**PROBLEM DESCRIPTION**
Show all lines holding "эмоции".

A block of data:
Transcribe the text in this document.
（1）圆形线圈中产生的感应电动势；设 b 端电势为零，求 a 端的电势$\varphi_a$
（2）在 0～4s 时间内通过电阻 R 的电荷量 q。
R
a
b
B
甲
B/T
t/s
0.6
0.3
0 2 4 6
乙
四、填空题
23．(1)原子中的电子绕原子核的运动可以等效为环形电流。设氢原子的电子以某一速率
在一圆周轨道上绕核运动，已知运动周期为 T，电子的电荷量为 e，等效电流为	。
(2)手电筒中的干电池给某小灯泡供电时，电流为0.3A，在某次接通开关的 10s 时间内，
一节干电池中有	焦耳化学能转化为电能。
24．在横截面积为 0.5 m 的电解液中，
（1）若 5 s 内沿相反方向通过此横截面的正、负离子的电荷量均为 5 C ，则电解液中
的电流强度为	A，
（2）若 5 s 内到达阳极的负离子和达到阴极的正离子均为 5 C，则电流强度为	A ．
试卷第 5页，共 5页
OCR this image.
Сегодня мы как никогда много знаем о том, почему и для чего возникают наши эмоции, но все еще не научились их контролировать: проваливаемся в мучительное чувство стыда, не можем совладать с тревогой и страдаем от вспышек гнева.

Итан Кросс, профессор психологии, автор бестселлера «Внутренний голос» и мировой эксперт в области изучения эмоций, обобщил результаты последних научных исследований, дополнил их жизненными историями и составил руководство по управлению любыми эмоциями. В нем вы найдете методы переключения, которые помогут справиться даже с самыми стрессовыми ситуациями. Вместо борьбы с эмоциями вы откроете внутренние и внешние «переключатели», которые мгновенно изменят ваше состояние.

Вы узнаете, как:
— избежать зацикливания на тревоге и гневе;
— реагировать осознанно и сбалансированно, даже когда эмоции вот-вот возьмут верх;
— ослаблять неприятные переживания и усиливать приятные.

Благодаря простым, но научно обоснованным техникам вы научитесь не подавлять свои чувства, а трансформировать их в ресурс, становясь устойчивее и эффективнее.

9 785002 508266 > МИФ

**TASK RESPONSE**
Сегодня мы как никогда много знаем о том, почему и для чего возникают наши эмоции, но все еще не научились их контролировать: проваливаемся в мучительное чувство стыда, не можем совладать с тревогой и страдаем от вспышек гнева.
— реагировать осознанно и сбалансированно, даже когда эмоции вот-вот возьмут верх;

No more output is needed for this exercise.